Aim ▸ Print all records exactly, leaving nothing out.

Dataset ▸
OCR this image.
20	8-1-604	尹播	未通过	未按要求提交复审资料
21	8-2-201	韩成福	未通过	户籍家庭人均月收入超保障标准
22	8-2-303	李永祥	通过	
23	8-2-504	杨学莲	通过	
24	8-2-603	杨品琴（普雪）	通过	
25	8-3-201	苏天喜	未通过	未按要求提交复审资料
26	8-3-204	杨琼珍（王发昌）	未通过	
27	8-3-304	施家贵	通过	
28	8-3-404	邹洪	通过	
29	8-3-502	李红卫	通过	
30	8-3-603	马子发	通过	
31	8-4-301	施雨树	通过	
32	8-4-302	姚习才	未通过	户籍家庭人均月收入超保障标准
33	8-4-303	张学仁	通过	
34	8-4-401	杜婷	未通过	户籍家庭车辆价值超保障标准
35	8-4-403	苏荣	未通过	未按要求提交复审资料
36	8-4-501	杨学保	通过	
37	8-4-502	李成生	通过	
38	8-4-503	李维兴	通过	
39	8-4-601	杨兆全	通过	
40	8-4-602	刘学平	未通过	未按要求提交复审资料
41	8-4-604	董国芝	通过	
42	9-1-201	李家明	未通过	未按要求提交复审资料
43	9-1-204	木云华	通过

Worked answer ▸
OCR this image.
20	8-1-604	尹播	未通过	未按要求提交复审资料
21	8-2-201	韩成福	未通过	户籍家庭人均月收入超保障标准
22	8-2-303	李永祥	通过	
23	8-2-504	杨学莲	通过	
24	8-2-603	杨品琴（普雪）	通过	
25	8-3-201	苏天喜	未通过	未按要求提交复审资料
26	8-3-204	杨琼珍（王发昌）	未通过	
27	8-3-304	施家贵	通过	
28	8-3-404	邹洪	通过	
29	8-3-502	李红卫	通过	
30	8-3-603	马子发	通过	
31	8-4-301	施雨树	通过	
32	8-4-302	姚习才	未通过	户籍家庭人均月收入超保障标准
33	8-4-303	张学仁	通过	
34	8-4-401	杜婷	未通过	户籍家庭车辆价值超保障标准
35	8-4-403	苏荣	未通过	未按要求提交复审资料
36	8-4-501	杨学保	通过	
37	8-4-502	李成生	通过	
38	8-4-503	李维兴	通过	
39	8-4-601	杨兆全	通过	
40	8-4-602	刘学平	未通过	未按要求提交复审资料
41	8-4-604	董国芝	通过	
42	9-1-201	李家明	未通过	未按要求提交复审资料
43	9-1-204	木云华	通过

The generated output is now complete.